======== SUPPLIED INFORMATION ========

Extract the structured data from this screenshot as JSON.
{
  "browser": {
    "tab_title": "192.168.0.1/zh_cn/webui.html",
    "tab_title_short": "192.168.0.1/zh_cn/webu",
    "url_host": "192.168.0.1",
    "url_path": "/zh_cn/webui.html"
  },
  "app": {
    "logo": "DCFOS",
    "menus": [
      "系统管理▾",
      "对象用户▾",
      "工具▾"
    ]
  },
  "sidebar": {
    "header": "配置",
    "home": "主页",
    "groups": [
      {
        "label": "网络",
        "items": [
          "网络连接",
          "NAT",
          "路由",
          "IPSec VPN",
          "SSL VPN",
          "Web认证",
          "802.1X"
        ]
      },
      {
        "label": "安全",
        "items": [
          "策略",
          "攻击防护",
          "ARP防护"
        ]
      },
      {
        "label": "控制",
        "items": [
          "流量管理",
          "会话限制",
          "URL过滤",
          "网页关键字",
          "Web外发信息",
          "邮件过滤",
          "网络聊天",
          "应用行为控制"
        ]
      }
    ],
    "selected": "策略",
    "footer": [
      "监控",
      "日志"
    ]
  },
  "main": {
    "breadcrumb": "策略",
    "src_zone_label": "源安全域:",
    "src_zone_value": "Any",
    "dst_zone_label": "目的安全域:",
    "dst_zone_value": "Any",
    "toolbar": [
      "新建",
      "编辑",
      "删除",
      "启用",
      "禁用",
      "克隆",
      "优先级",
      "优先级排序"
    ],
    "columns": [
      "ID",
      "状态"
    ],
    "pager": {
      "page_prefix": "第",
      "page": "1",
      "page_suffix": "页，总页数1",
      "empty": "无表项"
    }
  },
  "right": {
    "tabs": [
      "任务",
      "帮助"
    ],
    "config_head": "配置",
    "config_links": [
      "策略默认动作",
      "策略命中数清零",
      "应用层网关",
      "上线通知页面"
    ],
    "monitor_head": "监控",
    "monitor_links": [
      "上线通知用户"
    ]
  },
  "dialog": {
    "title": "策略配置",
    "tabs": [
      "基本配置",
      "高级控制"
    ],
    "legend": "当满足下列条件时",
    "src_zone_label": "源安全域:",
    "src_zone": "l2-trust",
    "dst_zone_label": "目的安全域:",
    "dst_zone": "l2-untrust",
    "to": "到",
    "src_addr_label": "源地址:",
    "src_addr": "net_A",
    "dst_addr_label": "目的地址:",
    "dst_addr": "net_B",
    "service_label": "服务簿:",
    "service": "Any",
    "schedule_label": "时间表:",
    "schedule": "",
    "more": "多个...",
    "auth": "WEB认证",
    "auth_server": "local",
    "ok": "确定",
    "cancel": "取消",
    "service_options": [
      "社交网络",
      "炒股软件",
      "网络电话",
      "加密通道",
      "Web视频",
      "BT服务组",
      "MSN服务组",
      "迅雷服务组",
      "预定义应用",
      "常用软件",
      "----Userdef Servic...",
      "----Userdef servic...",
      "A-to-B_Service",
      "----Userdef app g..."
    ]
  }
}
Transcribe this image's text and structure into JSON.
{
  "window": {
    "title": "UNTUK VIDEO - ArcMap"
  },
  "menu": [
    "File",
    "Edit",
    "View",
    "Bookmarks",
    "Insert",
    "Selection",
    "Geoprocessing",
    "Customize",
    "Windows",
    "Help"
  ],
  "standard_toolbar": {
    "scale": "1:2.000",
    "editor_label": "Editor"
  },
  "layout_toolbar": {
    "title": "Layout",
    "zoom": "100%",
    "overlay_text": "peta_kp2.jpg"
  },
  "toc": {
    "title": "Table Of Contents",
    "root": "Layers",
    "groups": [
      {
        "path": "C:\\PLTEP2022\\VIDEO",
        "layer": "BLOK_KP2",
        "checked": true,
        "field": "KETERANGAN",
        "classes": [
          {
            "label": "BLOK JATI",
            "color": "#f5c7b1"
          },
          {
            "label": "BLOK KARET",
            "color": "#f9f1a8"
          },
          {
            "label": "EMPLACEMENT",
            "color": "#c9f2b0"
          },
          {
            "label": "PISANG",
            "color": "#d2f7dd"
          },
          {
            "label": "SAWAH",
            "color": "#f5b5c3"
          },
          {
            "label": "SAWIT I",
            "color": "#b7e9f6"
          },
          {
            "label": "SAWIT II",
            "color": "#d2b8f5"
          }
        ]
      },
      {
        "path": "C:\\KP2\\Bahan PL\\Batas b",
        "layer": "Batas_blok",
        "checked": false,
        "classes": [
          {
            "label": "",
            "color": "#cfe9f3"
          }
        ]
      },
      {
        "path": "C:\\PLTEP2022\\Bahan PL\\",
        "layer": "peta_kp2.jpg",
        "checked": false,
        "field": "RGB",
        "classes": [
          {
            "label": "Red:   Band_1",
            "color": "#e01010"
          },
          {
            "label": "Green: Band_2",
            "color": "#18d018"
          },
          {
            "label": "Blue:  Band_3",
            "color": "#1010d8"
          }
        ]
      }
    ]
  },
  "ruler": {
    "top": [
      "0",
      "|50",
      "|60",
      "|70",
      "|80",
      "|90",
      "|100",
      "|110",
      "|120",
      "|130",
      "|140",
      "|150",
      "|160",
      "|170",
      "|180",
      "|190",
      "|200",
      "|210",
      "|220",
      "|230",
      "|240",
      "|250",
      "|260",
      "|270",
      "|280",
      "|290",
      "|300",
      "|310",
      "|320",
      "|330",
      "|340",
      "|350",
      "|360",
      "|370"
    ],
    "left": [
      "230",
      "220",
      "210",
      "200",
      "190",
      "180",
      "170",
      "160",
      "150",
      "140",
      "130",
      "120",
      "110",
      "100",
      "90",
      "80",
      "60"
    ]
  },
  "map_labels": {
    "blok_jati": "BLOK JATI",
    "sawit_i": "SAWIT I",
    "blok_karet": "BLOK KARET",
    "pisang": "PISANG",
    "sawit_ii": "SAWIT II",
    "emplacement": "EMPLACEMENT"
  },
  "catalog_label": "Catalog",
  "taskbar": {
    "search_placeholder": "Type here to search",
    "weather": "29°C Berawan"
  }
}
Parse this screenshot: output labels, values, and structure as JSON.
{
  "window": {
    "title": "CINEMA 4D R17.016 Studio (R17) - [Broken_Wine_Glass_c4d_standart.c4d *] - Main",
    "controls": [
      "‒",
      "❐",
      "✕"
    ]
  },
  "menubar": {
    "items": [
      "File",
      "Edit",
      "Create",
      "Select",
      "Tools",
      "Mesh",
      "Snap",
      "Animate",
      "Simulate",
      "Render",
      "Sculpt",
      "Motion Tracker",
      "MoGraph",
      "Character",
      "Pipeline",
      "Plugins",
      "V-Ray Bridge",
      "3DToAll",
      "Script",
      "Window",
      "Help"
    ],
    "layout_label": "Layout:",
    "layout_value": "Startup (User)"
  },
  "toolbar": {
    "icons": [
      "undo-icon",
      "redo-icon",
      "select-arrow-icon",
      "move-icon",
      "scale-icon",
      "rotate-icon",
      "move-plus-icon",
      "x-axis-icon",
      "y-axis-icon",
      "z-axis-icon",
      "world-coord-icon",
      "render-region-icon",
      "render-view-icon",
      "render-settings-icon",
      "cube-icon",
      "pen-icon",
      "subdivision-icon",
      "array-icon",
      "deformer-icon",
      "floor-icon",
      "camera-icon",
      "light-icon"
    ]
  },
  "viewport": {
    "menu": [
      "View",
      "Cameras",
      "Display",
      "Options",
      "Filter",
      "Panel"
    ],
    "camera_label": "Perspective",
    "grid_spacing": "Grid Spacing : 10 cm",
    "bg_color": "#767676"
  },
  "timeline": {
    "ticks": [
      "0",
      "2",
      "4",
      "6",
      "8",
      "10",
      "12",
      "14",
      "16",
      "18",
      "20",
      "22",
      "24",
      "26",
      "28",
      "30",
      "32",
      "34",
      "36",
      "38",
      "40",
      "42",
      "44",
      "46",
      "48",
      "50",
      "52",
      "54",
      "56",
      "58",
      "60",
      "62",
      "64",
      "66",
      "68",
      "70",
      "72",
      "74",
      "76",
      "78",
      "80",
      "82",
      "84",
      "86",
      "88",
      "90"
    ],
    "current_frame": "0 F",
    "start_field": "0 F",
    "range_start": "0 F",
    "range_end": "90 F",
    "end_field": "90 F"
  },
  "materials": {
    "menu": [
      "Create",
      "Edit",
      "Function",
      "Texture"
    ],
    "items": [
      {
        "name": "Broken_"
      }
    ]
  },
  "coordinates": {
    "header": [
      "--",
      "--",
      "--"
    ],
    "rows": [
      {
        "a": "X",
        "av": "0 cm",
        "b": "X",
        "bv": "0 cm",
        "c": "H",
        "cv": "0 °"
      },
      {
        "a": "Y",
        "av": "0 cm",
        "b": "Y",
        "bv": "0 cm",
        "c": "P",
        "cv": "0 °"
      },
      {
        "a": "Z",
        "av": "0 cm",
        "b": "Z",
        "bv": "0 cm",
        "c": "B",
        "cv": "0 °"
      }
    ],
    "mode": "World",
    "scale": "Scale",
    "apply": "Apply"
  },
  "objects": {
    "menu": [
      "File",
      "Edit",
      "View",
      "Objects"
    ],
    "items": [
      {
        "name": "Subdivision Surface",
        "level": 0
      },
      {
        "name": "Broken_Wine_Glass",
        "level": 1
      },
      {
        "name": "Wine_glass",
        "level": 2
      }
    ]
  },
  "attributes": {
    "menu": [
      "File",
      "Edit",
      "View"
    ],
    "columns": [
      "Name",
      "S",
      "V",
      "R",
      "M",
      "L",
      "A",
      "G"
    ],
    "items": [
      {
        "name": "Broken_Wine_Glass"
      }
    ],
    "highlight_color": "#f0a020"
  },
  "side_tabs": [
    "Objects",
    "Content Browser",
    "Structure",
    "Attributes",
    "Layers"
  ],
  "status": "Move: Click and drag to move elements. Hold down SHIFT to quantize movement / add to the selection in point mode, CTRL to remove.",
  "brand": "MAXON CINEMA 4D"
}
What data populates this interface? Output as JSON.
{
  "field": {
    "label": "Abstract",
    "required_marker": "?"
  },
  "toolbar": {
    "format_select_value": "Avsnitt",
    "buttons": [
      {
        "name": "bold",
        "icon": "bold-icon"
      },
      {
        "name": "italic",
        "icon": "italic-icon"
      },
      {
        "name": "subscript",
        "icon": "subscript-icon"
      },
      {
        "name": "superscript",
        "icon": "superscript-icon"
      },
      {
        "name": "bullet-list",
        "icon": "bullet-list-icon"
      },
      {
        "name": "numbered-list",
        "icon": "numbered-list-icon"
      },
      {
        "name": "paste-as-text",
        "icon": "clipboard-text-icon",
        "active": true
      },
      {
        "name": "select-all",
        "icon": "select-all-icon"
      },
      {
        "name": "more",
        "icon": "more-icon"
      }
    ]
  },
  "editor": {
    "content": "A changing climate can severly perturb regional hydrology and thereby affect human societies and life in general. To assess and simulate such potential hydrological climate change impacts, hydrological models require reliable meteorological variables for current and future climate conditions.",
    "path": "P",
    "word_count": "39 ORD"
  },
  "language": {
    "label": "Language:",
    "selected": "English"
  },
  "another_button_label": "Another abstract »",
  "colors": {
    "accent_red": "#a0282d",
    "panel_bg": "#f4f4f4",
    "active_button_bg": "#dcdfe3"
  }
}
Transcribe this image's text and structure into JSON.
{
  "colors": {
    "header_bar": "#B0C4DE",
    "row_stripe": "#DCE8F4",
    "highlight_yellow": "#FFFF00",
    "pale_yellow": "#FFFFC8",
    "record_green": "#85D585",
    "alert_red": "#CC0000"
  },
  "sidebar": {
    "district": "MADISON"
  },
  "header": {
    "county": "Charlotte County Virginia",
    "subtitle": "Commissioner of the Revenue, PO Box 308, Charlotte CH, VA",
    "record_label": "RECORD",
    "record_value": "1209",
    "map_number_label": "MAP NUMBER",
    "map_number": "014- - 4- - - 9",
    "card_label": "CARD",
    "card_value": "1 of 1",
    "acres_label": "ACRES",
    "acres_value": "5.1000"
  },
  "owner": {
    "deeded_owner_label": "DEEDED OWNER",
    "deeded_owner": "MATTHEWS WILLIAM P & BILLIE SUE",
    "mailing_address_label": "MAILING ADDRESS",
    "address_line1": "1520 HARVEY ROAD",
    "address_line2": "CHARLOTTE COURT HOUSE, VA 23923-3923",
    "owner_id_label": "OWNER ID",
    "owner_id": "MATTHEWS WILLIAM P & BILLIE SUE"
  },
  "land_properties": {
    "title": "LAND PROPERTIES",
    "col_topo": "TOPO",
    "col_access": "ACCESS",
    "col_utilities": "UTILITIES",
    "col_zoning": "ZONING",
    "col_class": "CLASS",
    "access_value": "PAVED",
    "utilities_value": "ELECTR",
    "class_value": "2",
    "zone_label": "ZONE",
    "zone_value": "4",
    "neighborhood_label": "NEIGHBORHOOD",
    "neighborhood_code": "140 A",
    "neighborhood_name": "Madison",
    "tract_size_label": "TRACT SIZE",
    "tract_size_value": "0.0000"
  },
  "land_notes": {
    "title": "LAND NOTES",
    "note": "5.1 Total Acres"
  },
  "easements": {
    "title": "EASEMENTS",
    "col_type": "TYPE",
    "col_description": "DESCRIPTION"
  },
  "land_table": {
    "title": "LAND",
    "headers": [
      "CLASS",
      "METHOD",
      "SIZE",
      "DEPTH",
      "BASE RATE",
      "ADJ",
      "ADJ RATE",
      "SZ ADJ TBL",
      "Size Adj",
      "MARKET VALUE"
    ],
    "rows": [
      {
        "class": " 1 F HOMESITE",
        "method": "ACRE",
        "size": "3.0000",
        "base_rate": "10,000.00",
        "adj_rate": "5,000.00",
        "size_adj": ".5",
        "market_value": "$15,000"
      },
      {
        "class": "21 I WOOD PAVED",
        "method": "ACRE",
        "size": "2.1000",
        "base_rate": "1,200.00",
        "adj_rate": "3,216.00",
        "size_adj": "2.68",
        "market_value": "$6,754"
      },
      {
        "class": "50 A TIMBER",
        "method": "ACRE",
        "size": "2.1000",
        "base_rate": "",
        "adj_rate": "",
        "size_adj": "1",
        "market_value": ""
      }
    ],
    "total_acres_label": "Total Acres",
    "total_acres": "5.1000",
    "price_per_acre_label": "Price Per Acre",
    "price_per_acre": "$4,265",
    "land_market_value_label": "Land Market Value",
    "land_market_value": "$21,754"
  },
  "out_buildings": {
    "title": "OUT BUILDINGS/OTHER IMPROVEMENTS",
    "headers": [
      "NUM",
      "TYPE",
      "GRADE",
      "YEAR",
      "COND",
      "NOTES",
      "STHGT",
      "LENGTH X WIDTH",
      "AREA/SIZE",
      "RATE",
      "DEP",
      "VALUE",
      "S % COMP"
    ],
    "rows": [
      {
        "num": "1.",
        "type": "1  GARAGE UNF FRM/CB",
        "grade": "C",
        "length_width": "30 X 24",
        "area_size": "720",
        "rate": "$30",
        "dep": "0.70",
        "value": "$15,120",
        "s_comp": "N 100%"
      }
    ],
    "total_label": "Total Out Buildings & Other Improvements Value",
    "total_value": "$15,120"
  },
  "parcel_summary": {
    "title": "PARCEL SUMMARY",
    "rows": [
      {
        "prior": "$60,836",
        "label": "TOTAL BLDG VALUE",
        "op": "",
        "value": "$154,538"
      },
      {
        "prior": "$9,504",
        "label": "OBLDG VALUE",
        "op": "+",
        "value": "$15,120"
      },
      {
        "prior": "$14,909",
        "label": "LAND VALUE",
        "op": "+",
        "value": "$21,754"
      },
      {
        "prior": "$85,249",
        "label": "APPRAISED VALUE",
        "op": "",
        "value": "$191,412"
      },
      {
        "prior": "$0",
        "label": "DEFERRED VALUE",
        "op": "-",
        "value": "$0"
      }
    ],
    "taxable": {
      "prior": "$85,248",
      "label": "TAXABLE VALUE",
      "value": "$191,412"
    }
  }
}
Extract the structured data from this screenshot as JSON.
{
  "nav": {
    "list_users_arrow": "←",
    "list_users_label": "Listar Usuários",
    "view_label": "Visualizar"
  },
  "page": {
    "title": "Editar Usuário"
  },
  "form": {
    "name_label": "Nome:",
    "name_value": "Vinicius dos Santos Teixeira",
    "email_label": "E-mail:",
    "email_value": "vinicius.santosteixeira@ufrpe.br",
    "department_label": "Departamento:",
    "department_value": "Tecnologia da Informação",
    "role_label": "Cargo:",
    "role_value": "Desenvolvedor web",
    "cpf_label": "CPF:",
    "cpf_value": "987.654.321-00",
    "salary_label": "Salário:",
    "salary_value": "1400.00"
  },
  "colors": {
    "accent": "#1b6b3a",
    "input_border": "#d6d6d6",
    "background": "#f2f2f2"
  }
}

========

**EXERCISE GOAL**
List each line of the records that holds the string "VIDEO".

**FULL RESPONSE**
    "title": "UNTUK VIDEO - ArcMap"
        "path": "C:\\PLTEP2022\\VIDEO",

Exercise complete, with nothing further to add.